* WHAT TO DO
Carry on the passage about the Browser Rendering API, starting right after its last sentence.

At the time of this talk, browser rendering is currently generally available. So if you're interested in checking it out, you can use it as from today to automate your tasks within the browser. We also have released additional features. For example, we have an additional feature called browser management, where you can reuse browser sessions. So an interesting thing that happened or from my experience using it at the time was when I needed to use or perform like two or more tasks within a specific worker, I found it difficult because of the limits that comes with the browser rendering API. So we've made it easier for you to reuse browser session. And I'm going to show you an example of how that works.

4. Using the Browser Rendering API#

Short description:

We've added analytics and logs to track spawned browsers in the worker integration with the rendering API. Use cases for the browser rendering API include taking screenshots, generating PDFs, automating web applications, and gathering performance metrics. An example of using the API is taking a screenshot and storing it in Cloudflare R2 blob storage. The process involves launching a browser, opening a new tab, capturing the screenshot, and uploading it to R2.

* RECORDS PROVIDED
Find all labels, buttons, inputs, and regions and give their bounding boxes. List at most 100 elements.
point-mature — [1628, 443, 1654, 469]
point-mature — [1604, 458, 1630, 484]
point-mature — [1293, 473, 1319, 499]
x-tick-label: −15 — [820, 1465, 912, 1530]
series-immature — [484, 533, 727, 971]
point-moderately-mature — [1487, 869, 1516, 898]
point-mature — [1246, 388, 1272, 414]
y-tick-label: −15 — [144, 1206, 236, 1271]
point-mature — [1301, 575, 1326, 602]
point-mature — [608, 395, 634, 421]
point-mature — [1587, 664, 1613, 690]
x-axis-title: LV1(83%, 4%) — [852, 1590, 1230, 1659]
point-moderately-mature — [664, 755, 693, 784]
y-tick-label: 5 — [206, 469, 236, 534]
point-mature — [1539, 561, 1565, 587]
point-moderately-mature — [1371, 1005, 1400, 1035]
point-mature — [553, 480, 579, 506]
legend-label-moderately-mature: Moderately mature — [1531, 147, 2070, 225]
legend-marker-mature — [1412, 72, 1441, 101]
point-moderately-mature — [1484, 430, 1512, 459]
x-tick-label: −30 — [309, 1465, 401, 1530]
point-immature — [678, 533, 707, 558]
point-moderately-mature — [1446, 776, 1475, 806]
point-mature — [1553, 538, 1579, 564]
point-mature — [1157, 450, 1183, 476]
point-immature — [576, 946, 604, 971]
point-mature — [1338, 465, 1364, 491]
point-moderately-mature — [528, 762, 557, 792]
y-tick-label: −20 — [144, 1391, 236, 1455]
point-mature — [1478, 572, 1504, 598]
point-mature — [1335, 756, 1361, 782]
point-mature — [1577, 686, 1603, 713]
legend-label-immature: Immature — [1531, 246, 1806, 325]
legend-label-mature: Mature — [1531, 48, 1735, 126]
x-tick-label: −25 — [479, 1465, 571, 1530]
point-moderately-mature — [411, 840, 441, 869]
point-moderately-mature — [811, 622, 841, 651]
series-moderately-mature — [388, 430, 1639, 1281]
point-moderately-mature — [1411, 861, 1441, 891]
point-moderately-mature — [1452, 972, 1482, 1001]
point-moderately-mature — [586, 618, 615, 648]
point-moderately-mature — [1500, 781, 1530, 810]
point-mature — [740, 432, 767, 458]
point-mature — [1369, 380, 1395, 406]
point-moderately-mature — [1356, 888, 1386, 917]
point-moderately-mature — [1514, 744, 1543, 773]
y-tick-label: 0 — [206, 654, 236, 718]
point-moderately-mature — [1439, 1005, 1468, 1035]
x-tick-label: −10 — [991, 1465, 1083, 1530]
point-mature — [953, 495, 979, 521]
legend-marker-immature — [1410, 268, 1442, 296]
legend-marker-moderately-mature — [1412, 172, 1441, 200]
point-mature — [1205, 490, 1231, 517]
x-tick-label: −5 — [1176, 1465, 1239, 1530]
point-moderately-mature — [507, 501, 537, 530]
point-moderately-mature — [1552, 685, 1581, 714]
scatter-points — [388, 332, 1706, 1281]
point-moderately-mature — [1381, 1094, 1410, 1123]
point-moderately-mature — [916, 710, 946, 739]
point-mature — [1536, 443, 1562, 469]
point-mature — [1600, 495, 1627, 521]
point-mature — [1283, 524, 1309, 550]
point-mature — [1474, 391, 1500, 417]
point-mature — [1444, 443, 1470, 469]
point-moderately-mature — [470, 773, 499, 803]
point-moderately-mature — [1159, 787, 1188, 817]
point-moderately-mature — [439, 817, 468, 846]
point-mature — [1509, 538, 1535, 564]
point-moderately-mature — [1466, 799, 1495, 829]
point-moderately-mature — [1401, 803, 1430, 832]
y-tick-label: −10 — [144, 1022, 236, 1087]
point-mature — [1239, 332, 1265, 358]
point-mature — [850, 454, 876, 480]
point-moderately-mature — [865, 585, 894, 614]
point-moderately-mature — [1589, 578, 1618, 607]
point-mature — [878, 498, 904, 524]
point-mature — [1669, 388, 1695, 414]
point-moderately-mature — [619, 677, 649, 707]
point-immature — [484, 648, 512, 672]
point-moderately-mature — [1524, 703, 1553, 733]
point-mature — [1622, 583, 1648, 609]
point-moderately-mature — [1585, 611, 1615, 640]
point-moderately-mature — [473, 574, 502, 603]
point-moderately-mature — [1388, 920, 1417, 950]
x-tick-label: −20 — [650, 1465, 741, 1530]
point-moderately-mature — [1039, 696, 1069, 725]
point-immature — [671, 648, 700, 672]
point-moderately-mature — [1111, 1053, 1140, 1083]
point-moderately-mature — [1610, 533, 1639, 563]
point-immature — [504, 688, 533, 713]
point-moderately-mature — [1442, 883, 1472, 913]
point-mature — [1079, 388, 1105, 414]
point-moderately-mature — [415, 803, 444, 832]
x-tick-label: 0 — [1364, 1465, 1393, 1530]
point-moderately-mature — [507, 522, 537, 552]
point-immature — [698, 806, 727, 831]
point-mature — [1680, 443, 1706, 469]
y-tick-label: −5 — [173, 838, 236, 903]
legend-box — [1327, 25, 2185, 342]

* THE REPLY
We've also added analytics and logs so you can see the amount of browsers that has been spawned during the time of your worker integration with the rendering API.

So what are some use cases, like why would you use this within your application? I already showed you a few, but I'll also share a few more just so that you're familiar with some good use cases to use the browser rendering API. So obviously, I already mentioned taking a screenshot. So if you ever wanted to do, for example, you are running a test and you need to take a screenshot or you need to make a screenshot of a specific page, or you don't want to have to do that manually, you can use it as an example use case. You can use it to generate PDF from a web page. You can use a text web application. Of course, also use it for gathering performance metrics.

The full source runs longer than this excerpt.